[Start of Extract to read]

# Suter and Parise



## kelly4 (Jul 13, 2021)

Don’t let the door hit you in the ass, see ya!


----------



## Tracker (Jul 13, 2021)

What's up? Who's going out the door?


----------



## Hugo Phurst (Jul 13, 2021)

Millionaires vs billionaires, fuck pro hockey, I haven't watched nhl since the strike.


----------



## JustBlazin (Aug 6, 2021)

Hugo Phurst said:


> Millionaires vs billionaires, fuck pro hockey, I haven't watched nhl since the strike.


Guess you don't watch baseball either?


----------



## Hugo Phurst (Aug 7, 2021)

JustBlazin said:


> Guess you don't watch baseball either?


Not since Toronto were the Word Series champs


----------



## JustBlazin (Aug 7, 2021)

Hugo Phurst said:


> Not since Toronto were the Word Series champs


You were probably he guy who hung our Canadian flag upside down during the world series.
Haters gonna hate


----------



## Hugo Phurst (Aug 7, 2021)

[End of Extract to read]
[Start of Given data]

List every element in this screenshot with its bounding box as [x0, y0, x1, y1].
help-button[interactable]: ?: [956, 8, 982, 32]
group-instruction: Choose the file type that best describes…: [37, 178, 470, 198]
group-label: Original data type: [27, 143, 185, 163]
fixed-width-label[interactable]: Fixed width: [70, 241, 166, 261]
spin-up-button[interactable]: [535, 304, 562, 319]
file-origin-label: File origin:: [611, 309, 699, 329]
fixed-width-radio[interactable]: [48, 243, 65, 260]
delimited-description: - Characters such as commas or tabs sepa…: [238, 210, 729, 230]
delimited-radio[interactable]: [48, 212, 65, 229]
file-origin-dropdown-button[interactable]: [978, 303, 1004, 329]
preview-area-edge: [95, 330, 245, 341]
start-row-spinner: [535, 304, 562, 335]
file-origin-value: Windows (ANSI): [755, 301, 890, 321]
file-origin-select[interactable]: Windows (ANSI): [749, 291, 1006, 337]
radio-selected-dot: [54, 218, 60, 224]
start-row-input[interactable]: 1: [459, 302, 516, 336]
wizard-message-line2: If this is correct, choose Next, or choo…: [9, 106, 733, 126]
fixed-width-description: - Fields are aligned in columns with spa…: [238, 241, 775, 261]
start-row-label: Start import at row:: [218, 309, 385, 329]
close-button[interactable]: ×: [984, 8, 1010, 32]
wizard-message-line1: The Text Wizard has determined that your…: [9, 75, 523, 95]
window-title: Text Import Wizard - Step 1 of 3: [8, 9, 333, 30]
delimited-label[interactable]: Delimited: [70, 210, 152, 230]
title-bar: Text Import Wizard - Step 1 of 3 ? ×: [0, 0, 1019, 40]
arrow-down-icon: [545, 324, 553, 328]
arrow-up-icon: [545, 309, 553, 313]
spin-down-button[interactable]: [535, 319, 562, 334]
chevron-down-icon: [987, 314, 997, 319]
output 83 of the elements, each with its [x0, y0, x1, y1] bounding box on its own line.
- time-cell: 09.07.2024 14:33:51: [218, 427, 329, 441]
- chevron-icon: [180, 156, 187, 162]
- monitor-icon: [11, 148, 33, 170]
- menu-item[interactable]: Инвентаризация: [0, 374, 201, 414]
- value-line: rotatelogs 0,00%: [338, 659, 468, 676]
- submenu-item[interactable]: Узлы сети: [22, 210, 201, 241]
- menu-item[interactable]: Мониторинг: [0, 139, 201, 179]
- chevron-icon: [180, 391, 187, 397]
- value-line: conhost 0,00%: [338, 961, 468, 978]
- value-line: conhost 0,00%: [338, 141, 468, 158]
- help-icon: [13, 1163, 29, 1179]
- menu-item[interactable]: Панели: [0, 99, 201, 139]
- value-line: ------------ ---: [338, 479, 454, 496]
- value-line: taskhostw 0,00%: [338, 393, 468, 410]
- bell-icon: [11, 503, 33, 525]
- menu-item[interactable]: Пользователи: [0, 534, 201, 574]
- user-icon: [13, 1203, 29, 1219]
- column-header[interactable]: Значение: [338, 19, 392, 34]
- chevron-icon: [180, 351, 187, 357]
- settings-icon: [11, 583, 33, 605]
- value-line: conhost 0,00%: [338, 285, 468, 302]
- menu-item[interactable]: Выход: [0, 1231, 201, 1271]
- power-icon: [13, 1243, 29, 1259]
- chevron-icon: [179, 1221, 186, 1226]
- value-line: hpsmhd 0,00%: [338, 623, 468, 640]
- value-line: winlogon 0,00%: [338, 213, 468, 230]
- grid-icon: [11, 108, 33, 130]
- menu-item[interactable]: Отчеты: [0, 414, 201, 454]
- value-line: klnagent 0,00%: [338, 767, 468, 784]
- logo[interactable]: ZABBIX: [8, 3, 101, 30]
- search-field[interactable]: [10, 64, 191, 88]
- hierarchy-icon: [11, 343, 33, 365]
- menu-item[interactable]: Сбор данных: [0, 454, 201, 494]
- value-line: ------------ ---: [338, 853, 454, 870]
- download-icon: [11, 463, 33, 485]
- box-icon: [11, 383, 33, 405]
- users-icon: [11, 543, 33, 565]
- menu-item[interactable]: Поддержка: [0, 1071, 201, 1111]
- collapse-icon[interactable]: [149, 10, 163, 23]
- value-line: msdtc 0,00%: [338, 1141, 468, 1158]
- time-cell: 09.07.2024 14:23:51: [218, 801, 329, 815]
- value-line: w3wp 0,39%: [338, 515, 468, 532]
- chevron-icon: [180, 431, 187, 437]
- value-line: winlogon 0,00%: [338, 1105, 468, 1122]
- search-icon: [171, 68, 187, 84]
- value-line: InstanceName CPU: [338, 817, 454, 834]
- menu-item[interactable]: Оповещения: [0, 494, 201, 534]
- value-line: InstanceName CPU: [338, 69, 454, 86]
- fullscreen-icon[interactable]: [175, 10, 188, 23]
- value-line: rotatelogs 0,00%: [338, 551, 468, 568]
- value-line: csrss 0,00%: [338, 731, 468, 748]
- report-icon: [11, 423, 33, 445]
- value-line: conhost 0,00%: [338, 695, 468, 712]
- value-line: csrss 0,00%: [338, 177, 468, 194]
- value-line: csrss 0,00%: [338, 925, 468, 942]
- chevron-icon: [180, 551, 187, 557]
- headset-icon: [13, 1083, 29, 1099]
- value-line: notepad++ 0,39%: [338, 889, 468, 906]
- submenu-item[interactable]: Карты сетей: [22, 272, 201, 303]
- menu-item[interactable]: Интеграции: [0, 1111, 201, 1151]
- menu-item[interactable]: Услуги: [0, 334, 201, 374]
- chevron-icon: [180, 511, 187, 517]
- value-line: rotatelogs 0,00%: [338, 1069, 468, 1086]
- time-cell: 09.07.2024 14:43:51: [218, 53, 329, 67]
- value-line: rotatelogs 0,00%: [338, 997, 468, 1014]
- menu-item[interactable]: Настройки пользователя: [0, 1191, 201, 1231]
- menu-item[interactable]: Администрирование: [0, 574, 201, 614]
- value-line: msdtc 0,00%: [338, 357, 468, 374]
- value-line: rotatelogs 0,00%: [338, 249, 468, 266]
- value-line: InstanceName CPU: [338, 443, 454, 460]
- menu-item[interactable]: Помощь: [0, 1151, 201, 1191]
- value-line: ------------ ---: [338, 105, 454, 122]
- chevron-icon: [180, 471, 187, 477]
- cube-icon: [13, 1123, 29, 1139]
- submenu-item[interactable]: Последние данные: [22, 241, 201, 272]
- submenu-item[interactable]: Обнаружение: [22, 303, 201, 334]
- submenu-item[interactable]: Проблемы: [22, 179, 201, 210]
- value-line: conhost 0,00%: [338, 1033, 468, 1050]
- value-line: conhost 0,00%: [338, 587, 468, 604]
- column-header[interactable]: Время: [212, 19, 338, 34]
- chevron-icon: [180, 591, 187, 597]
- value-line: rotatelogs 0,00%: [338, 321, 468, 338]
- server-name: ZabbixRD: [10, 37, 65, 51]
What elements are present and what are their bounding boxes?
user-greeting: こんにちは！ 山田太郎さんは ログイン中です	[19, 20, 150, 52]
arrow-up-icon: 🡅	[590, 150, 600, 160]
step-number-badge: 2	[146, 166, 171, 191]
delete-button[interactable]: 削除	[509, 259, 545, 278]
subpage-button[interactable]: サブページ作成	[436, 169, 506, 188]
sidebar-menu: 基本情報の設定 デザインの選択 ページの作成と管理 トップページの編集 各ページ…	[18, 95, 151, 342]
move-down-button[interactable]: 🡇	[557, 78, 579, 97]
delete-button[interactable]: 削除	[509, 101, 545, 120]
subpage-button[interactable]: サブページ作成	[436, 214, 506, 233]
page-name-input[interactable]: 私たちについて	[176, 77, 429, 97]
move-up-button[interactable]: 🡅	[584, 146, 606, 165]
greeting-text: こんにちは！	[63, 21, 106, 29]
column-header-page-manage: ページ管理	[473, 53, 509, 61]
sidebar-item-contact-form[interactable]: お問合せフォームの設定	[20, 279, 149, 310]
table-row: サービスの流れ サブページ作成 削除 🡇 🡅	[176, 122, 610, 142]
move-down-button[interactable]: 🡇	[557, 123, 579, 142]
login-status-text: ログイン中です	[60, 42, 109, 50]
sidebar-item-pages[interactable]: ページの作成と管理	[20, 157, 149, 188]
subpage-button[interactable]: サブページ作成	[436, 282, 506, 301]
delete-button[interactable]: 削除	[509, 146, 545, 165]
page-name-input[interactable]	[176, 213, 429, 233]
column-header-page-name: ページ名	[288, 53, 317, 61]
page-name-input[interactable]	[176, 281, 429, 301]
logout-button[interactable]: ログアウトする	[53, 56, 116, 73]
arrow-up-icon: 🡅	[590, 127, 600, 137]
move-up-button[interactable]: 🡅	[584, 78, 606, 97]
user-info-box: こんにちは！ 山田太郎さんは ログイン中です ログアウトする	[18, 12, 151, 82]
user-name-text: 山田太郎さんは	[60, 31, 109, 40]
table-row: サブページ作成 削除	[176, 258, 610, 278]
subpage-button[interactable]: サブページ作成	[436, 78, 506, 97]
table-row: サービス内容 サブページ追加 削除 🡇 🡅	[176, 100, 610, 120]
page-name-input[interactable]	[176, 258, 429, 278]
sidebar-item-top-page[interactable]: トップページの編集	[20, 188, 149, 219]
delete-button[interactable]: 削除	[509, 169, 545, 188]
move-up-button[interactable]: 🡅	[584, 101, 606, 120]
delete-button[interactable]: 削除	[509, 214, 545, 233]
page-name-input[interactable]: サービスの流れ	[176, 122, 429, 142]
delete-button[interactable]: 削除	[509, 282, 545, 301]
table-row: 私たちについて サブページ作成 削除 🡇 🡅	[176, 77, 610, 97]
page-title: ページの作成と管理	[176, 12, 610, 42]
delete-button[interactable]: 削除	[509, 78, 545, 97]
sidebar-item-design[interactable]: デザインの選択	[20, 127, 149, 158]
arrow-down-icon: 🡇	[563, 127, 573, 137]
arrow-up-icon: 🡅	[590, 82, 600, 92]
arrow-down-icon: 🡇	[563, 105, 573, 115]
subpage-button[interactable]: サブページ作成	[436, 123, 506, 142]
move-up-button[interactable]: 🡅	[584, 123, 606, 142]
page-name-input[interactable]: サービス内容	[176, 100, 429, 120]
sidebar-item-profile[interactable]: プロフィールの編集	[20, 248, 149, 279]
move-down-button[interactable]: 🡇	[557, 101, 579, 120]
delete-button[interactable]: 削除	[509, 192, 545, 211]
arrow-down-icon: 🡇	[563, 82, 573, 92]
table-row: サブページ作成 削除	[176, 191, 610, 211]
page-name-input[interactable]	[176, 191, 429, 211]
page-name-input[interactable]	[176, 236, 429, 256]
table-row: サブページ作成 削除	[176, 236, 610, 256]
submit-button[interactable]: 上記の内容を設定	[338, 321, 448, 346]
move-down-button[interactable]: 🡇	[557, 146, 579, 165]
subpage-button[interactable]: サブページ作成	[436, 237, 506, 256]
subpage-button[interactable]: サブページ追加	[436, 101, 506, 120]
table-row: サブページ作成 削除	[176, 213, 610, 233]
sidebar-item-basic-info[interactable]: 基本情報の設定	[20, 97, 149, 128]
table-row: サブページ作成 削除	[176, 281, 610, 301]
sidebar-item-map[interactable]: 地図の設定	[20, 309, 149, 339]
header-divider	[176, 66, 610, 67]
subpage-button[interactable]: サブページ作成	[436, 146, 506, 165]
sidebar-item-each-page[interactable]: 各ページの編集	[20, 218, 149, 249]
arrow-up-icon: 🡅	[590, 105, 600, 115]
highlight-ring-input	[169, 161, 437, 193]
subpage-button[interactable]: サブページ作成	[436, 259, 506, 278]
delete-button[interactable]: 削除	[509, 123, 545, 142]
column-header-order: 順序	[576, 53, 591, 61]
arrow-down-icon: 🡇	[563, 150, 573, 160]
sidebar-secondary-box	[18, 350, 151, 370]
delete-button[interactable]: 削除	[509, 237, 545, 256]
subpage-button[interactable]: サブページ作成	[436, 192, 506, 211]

[End of Given data]

:: Task set ::
**a.** Copy out the entries word for word, beginning at their first line and ending after the line that has "radio-selected-dot: [54, 218, 60, 224]".
**b.** Pick up the forum thread about Suter and Parise where it stops and write what comes next.

:: Task-by-task answers ::
**a.**
List every element in this screenshot with its bounding box as [x0, y0, x1, y1].
help-button[interactable]: ?: [956, 8, 982, 32]
group-instruction: Choose the file type that best describes…: [37, 178, 470, 198]
group-label: Original data type: [27, 143, 185, 163]
fixed-width-label[interactable]: Fixed width: [70, 241, 166, 261]
spin-up-button[interactable]: [535, 304, 562, 319]
file-origin-label: File origin:: [611, 309, 699, 329]
fixed-width-radio[interactable]: [48, 243, 65, 260]
delimited-description: - Characters such as commas or tabs sepa…: [238, 210, 729, 230]
delimited-radio[interactable]: [48, 212, 65, 229]
file-origin-dropdown-button[interactable]: [978, 303, 1004, 329]
preview-area-edge: [95, 330, 245, 341]
start-row-spinner: [535, 304, 562, 335]
file-origin-value: Windows (ANSI): [755, 301, 890, 321]
file-origin-select[interactable]: Windows (ANSI): [749, 291, 1006, 337]
radio-selected-dot: [54, 218, 60, 224]

**b.**
JustBlazin said:


> hung our Canadian flag upside down d


Never

Maybe you're thinking of this guy


----------



## JustBlazin (Aug 7, 2021)

Hugo Phurst said:


> Never
> 
> Maybe you're thinking of this guy


No I was talking about when we won one of our world series the Canadian flag was hung upside-down by the stadium I believe 
I think that one is from a few years ago


----------



## kelly4 (Aug 25, 2021)

Canadians?

WTF do you think you guys know about hockey?


----------



## JustBlazin (Aug 25, 2021)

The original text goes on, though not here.